(Dataset entries)

# # # # # # #

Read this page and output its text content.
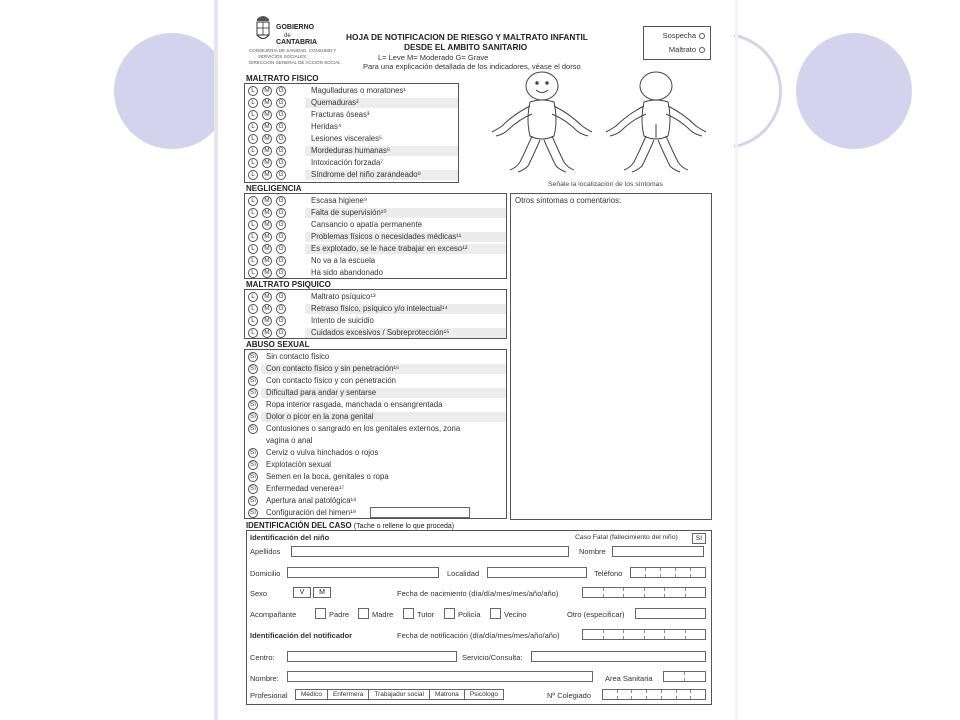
GOBIERNO
de
CANTABRIA
CONSEJERIA DE SANIDAD, CONSUMO Y
SERVICIOS SOCIALES
DIRECCION GENERAL DE ACCION SOCIAL
HOJA DE NOTIFICACION DE RIESGO Y MALTRATO INFANTIL
DESDE EL AMBITO SANITARIO
L= Leve M= Moderado G= Grave
Para una explicación detallada de los indicadores, véase el dorso
Sospecha
Maltrato
MALTRATO FISICO
L	M	G	Magulladuras o moratones¹
L	M	G	Quemaduras²
L	M	G	Fracturas óseas³
L	M	G	Heridas⁴
L	M	G	Lesiones viscerales⁵
L	M	G	Mordeduras humanas⁶
L	M	G	Intoxicación forzada⁷
L	M	G	Síndrome del niño zarandeado⁸
NEGLIGENCIA
L	M	G	Escasa higiene⁹
L	M	G	Falta de supervisión¹⁰
L	M	G	Cansancio o apatía permanente
L	M	G	Problemas físicos o necesidades médicas¹¹
L	M	G	Es explotado, se le hace trabajar en exceso¹²
L	M	G	No va a la escuela
L	M	G	Ha sido abandonado
MALTRATO PSIQUICO
L	M	G	Maltrato psíquico¹³
L	M	G	Retraso físico, psíquico y/o intelectual¹⁴
L	M	G	Intento de suicidio
L	M	G	Cuidados excesivos / Sobreprotección¹⁵
ABUSO SEXUAL
Sí Sin contacto físico
Sí Con contacto físico y sin penetración¹⁶
Sí Con contacto físico y con penetración
Sí Dificultad para andar y sentarse
Sí Ropa interior rasgada, manchada o ensangrentada
Sí Dolor o picor en la zona genital
Sí Contusiones o sangrado en los genitales externos, zona
vagina o anal
Sí Cerviz o vulva hinchados o rojos
Sí Explotación sexual
Sí Semen en la boca, genitales o ropa
Sí Enfermedad venerea¹⁷
Sí Apertura anal patológica¹⁸
Sí Configuración del himen¹⁹
Señale la localización de los síntomas
Otros síntomas o comentarios:
IDENTIFICACIÓN DEL CASO (Tache o rellene lo que proceda)
Identificación del niño	Caso Fatal (fallecimiento del niño)	SI
Apellidos	Nombre
Domicilio	Localidad	Teléfono
Sexo	V	M	Fecha de nacimiento (día/día/mes/mes/año/año)
Acompañante	Padre	Madre	Tutor	Policía	Vecino	Otro (especificar)
Identificación del notificador	Fecha de notificación (día/día/mes/mes/año/año)
Centro:	Servicio/Consulta:
Nombre:	Area Sanitaria
Profesional	Médico	Enfermera	Trabajador social	Matrona	Psicólogo	Nº Colegiado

# # # # # # #

Written problem: Copy each line of the entries that includes the word "anal".

Expected answer:
vagina o anal
Sí Apertura anal patológica¹⁸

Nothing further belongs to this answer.